▸ GIVEN PROBLEM
Reproduce every entry exactly, without alteration.
-- START OF SOURCE RECORDS --
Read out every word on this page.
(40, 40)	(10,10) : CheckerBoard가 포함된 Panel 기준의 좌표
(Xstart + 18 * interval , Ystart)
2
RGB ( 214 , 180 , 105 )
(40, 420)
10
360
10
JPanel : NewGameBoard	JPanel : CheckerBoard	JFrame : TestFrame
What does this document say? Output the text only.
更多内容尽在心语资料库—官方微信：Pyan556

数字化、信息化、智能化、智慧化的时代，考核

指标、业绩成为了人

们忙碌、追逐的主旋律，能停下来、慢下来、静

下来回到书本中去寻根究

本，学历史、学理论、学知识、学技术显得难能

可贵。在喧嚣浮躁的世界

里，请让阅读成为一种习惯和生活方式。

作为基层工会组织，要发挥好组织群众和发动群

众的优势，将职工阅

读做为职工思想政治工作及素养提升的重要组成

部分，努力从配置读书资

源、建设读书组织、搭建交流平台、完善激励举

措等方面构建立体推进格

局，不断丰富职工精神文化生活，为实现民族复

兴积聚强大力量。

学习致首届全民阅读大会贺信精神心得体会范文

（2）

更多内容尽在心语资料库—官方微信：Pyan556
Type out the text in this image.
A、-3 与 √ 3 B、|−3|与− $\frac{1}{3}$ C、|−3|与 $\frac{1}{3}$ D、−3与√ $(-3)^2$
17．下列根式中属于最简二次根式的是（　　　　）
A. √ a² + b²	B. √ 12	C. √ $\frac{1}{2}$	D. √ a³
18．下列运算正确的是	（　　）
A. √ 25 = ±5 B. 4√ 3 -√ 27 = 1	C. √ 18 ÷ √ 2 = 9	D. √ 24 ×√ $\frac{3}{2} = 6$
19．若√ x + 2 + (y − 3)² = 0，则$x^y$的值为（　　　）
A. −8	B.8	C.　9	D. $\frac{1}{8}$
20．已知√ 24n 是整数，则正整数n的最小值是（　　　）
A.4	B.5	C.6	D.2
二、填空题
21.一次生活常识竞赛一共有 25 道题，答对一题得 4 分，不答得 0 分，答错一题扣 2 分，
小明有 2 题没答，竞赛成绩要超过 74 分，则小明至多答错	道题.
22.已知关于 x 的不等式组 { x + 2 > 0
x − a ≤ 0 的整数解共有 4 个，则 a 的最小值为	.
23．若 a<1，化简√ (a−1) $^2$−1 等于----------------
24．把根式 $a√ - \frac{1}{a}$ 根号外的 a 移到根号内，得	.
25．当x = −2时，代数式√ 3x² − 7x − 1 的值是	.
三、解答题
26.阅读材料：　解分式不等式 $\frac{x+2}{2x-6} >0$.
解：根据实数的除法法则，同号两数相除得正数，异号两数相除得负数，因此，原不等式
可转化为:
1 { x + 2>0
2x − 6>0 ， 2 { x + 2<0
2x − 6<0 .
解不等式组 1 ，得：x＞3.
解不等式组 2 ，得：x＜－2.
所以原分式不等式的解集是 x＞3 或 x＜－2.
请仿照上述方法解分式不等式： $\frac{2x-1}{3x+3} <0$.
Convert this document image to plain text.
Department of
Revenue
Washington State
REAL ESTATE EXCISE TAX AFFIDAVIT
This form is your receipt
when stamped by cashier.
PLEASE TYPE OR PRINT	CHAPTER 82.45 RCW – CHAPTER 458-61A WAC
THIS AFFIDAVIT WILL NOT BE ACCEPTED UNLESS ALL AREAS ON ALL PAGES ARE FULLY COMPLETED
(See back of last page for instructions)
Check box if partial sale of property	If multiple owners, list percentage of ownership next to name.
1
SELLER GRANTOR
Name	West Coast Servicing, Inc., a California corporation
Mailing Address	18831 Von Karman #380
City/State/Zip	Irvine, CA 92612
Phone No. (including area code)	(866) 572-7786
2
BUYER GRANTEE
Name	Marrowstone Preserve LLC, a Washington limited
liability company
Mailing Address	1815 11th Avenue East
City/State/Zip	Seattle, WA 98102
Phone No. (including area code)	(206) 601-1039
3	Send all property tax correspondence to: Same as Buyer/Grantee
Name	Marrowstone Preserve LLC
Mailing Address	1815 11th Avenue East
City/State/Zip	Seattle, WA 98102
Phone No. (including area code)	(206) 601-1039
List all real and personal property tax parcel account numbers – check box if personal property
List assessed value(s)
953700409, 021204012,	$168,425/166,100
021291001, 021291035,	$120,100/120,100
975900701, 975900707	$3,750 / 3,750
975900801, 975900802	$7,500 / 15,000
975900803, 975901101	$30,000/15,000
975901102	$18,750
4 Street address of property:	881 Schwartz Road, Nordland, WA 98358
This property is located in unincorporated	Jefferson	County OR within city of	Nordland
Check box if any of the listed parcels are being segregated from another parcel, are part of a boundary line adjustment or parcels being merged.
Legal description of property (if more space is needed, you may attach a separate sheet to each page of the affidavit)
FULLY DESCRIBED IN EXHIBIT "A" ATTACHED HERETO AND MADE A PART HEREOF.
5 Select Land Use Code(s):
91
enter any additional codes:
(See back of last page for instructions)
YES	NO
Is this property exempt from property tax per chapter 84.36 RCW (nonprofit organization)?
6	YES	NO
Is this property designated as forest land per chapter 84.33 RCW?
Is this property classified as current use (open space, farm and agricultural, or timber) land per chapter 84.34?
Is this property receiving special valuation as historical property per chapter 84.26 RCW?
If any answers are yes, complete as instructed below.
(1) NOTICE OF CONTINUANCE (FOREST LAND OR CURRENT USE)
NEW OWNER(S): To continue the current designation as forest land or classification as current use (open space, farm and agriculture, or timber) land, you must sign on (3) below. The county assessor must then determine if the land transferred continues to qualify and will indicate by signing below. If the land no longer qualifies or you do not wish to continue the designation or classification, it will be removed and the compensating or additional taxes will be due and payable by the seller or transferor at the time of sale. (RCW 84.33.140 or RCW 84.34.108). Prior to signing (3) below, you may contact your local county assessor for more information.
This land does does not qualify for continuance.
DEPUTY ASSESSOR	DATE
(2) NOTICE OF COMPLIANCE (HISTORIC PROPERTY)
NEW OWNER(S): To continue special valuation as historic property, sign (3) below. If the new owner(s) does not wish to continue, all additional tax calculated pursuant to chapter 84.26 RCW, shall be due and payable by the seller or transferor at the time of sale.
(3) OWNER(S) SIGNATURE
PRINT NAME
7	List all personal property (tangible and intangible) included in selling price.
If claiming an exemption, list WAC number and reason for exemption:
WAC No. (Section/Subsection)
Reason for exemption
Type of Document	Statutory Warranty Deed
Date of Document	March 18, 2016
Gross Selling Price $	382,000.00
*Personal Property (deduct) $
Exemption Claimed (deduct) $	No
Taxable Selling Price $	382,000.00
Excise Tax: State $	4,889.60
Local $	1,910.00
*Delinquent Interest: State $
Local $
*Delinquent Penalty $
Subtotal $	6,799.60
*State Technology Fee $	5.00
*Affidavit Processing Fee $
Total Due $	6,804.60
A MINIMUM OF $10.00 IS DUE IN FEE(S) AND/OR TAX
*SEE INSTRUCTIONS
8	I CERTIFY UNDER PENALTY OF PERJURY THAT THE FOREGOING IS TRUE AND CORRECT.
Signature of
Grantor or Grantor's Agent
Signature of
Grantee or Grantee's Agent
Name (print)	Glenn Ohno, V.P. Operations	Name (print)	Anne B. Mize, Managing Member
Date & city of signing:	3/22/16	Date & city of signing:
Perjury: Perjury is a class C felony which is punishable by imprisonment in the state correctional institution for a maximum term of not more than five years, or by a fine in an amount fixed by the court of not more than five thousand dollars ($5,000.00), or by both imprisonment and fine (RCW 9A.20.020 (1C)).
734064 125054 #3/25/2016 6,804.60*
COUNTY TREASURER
-- END OF SOURCE RECORDS --
▸ FINAL RESULT
Read out every word on this page.
(40, 40)	(10,10) : CheckerBoard가 포함된 Panel 기준의 좌표
(Xstart + 18 * interval , Ystart)
2
RGB ( 214 , 180 , 105 )
(40, 420)
10
360
10
JPanel : NewGameBoard	JPanel : CheckerBoard	JFrame : TestFrame
What does this document say? Output the text only.
更多内容尽在心语资料库—官方微信：Pyan556

数字化、信息化、智能化、智慧化的时代，考核

指标、业绩成为了人

们忙碌、追逐的主旋律，能停下来、慢下来、静

下来回到书本中去寻根究

本，学历史、学理论、学知识、学技术显得难能

可贵。在喧嚣浮躁的世界

里，请让阅读成为一种习惯和生活方式。

作为基层工会组织，要发挥好组织群众和发动群

众的优势，将职工阅

读做为职工思想政治工作及素养提升的重要组成

部分，努力从配置读书资

源、建设读书组织、搭建交流平台、完善激励举

措等方面构建立体推进格

局，不断丰富职工精神文化生活，为实现民族复

兴积聚强大力量。

学习致首届全民阅读大会贺信精神心得体会范文

（2）

更多内容尽在心语资料库—官方微信：Pyan556
Type out the text in this image.
A、-3 与 √ 3 B、|−3|与− $\frac{1}{3}$ C、|−3|与 $\frac{1}{3}$ D、−3与√ $(-3)^2$
17．下列根式中属于最简二次根式的是（　　　　）
A. √ a² + b²	B. √ 12	C. √ $\frac{1}{2}$	D. √ a³
18．下列运算正确的是	（　　）
A. √ 25 = ±5 B. 4√ 3 -√ 27 = 1	C. √ 18 ÷ √ 2 = 9	D. √ 24 ×√ $\frac{3}{2} = 6$
19．若√ x + 2 + (y − 3)² = 0，则$x^y$的值为（　　　）
A. −8	B.8	C.　9	D. $\frac{1}{8}$
20．已知√ 24n 是整数，则正整数n的最小值是（　　　）
A.4	B.5	C.6	D.2
二、填空题
21.一次生活常识竞赛一共有 25 道题，答对一题得 4 分，不答得 0 分，答错一题扣 2 分，
小明有 2 题没答，竞赛成绩要超过 74 分，则小明至多答错	道题.
22.已知关于 x 的不等式组 { x + 2 > 0
x − a ≤ 0 的整数解共有 4 个，则 a 的最小值为	.
23．若 a<1，化简√ (a−1) $^2$−1 等于----------------
24．把根式 $a√ - \frac{1}{a}$ 根号外的 a 移到根号内，得	.
25．当x = −2时，代数式√ 3x² − 7x − 1 的值是	.
三、解答题
26.阅读材料：　解分式不等式 $\frac{x+2}{2x-6} >0$.
解：根据实数的除法法则，同号两数相除得正数，异号两数相除得负数，因此，原不等式
可转化为:
1 { x + 2>0
2x − 6>0 ， 2 { x + 2<0
2x − 6<0 .
解不等式组 1 ，得：x＞3.
解不等式组 2 ，得：x＜－2.
所以原分式不等式的解集是 x＞3 或 x＜－2.
请仿照上述方法解分式不等式： $\frac{2x-1}{3x+3} <0$.
Convert this document image to plain text.
Department of
Revenue
Washington State
REAL ESTATE EXCISE TAX AFFIDAVIT
This form is your receipt
when stamped by cashier.
PLEASE TYPE OR PRINT	CHAPTER 82.45 RCW – CHAPTER 458-61A WAC
THIS AFFIDAVIT WILL NOT BE ACCEPTED UNLESS ALL AREAS ON ALL PAGES ARE FULLY COMPLETED
(See back of last page for instructions)
Check box if partial sale of property	If multiple owners, list percentage of ownership next to name.
1
SELLER GRANTOR
Name	West Coast Servicing, Inc., a California corporation
Mailing Address	18831 Von Karman #380
City/State/Zip	Irvine, CA 92612
Phone No. (including area code)	(866) 572-7786
2
BUYER GRANTEE
Name	Marrowstone Preserve LLC, a Washington limited
liability company
Mailing Address	1815 11th Avenue East
City/State/Zip	Seattle, WA 98102
Phone No. (including area code)	(206) 601-1039
3	Send all property tax correspondence to: Same as Buyer/Grantee
Name	Marrowstone Preserve LLC
Mailing Address	1815 11th Avenue East
City/State/Zip	Seattle, WA 98102
Phone No. (including area code)	(206) 601-1039
List all real and personal property tax parcel account numbers – check box if personal property
List assessed value(s)
953700409, 021204012,	$168,425/166,100
021291001, 021291035,	$120,100/120,100
975900701, 975900707	$3,750 / 3,750
975900801, 975900802	$7,500 / 15,000
975900803, 975901101	$30,000/15,000
975901102	$18,750
4 Street address of property:	881 Schwartz Road, Nordland, WA 98358
This property is located in unincorporated	Jefferson	County OR within city of	Nordland
Check box if any of the listed parcels are being segregated from another parcel, are part of a boundary line adjustment or parcels being merged.
Legal description of property (if more space is needed, you may attach a separate sheet to each page of the affidavit)
FULLY DESCRIBED IN EXHIBIT "A" ATTACHED HERETO AND MADE A PART HEREOF.
5 Select Land Use Code(s):
91
enter any additional codes:
(See back of last page for instructions)
YES	NO
Is this property exempt from property tax per chapter 84.36 RCW (nonprofit organization)?
6	YES	NO
Is this property designated as forest land per chapter 84.33 RCW?
Is this property classified as current use (open space, farm and agricultural, or timber) land per chapter 84.34?
Is this property receiving special valuation as historical property per chapter 84.26 RCW?
If any answers are yes, complete as instructed below.
(1) NOTICE OF CONTINUANCE (FOREST LAND OR CURRENT USE)
NEW OWNER(S): To continue the current designation as forest land or classification as current use (open space, farm and agriculture, or timber) land, you must sign on (3) below. The county assessor must then determine if the land transferred continues to qualify and will indicate by signing below. If the land no longer qualifies or you do not wish to continue the designation or classification, it will be removed and the compensating or additional taxes will be due and payable by the seller or transferor at the time of sale. (RCW 84.33.140 or RCW 84.34.108). Prior to signing (3) below, you may contact your local county assessor for more information.
This land does does not qualify for continuance.
DEPUTY ASSESSOR	DATE
(2) NOTICE OF COMPLIANCE (HISTORIC PROPERTY)
NEW OWNER(S): To continue special valuation as historic property, sign (3) below. If the new owner(s) does not wish to continue, all additional tax calculated pursuant to chapter 84.26 RCW, shall be due and payable by the seller or transferor at the time of sale.
(3) OWNER(S) SIGNATURE
PRINT NAME
7	List all personal property (tangible and intangible) included in selling price.
If claiming an exemption, list WAC number and reason for exemption:
WAC No. (Section/Subsection)
Reason for exemption
Type of Document	Statutory Warranty Deed
Date of Document	March 18, 2016
Gross Selling Price $	382,000.00
*Personal Property (deduct) $
Exemption Claimed (deduct) $	No
Taxable Selling Price $	382,000.00
Excise Tax: State $	4,889.60
Local $	1,910.00
*Delinquent Interest: State $
Local $
*Delinquent Penalty $
Subtotal $	6,799.60
*State Technology Fee $	5.00
*Affidavit Processing Fee $
Total Due $	6,804.60
A MINIMUM OF $10.00 IS DUE IN FEE(S) AND/OR TAX
*SEE INSTRUCTIONS
8	I CERTIFY UNDER PENALTY OF PERJURY THAT THE FOREGOING IS TRUE AND CORRECT.
Signature of
Grantor or Grantor's Agent
Signature of
Grantee or Grantee's Agent
Name (print)	Glenn Ohno, V.P. Operations	Name (print)	Anne B. Mize, Managing Member
Date & city of signing:	3/22/16	Date & city of signing:
Perjury: Perjury is a class C felony which is punishable by imprisonment in the state correctional institution for a maximum term of not more than five years, or by a fine in an amount fixed by the court of not more than five thousand dollars ($5,000.00), or by both imprisonment and fine (RCW 9A.20.020 (1C)).
734064 125054 #3/25/2016 6,804.60*
COUNTY TREASURER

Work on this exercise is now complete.